══ RECORDED INFORMATION ══

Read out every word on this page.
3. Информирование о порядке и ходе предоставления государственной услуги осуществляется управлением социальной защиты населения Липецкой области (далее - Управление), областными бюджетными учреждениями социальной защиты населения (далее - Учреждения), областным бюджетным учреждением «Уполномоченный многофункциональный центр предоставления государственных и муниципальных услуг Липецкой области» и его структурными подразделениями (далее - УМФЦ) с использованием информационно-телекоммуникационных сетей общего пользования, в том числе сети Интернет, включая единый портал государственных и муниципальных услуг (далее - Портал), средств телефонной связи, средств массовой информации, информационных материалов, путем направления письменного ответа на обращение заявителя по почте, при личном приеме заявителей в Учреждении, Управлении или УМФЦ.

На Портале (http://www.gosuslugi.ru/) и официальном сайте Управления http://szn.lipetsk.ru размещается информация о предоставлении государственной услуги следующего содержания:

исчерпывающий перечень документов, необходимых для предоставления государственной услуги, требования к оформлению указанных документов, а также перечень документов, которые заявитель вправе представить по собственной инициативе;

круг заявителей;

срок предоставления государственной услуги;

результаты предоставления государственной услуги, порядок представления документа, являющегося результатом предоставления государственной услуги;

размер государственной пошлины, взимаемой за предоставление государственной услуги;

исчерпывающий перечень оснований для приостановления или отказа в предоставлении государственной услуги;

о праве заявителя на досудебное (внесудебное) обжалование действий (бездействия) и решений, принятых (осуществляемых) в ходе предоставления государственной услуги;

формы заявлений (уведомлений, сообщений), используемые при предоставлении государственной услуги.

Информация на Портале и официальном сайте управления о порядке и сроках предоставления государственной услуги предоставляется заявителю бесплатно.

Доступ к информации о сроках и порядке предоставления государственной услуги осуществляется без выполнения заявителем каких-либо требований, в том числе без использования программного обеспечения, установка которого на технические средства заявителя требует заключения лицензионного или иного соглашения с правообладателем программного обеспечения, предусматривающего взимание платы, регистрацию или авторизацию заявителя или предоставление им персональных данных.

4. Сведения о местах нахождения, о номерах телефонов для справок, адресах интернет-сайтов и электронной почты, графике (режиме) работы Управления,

═══

* EXERCISE *
Return all the data exactly as given.

* EXPECTED ANSWER *
Read out every word on this page.
3. Информирование о порядке и ходе предоставления государственной услуги осуществляется управлением социальной защиты населения Липецкой области (далее - Управление), областными бюджетными учреждениями социальной защиты населения (далее - Учреждения), областным бюджетным учреждением «Уполномоченный многофункциональный центр предоставления государственных и муниципальных услуг Липецкой области» и его структурными подразделениями (далее - УМФЦ) с использованием информационно-телекоммуникационных сетей общего пользования, в том числе сети Интернет, включая единый портал государственных и муниципальных услуг (далее - Портал), средств телефонной связи, средств массовой информации, информационных материалов, путем направления письменного ответа на обращение заявителя по почте, при личном приеме заявителей в Учреждении, Управлении или УМФЦ.

На Портале (http://www.gosuslugi.ru/) и официальном сайте Управления http://szn.lipetsk.ru размещается информация о предоставлении государственной услуги следующего содержания:

исчерпывающий перечень документов, необходимых для предоставления государственной услуги, требования к оформлению указанных документов, а также перечень документов, которые заявитель вправе представить по собственной инициативе;

круг заявителей;

срок предоставления государственной услуги;

результаты предоставления государственной услуги, порядок представления документа, являющегося результатом предоставления государственной услуги;

размер государственной пошлины, взимаемой за предоставление государственной услуги;

исчерпывающий перечень оснований для приостановления или отказа в предоставлении государственной услуги;

о праве заявителя на досудебное (внесудебное) обжалование действий (бездействия) и решений, принятых (осуществляемых) в ходе предоставления государственной услуги;

формы заявлений (уведомлений, сообщений), используемые при предоставлении государственной услуги.

Информация на Портале и официальном сайте управления о порядке и сроках предоставления государственной услуги предоставляется заявителю бесплатно.

Доступ к информации о сроках и порядке предоставления государственной услуги осуществляется без выполнения заявителем каких-либо требований, в том числе без использования программного обеспечения, установка которого на технические средства заявителя требует заключения лицензионного или иного соглашения с правообладателем программного обеспечения, предусматривающего взимание платы, регистрацию или авторизацию заявителя или предоставление им персональных данных.

4. Сведения о местах нахождения, о номерах телефонов для справок, адресах интернет-сайтов и электронной почты, графике (режиме) работы Управления,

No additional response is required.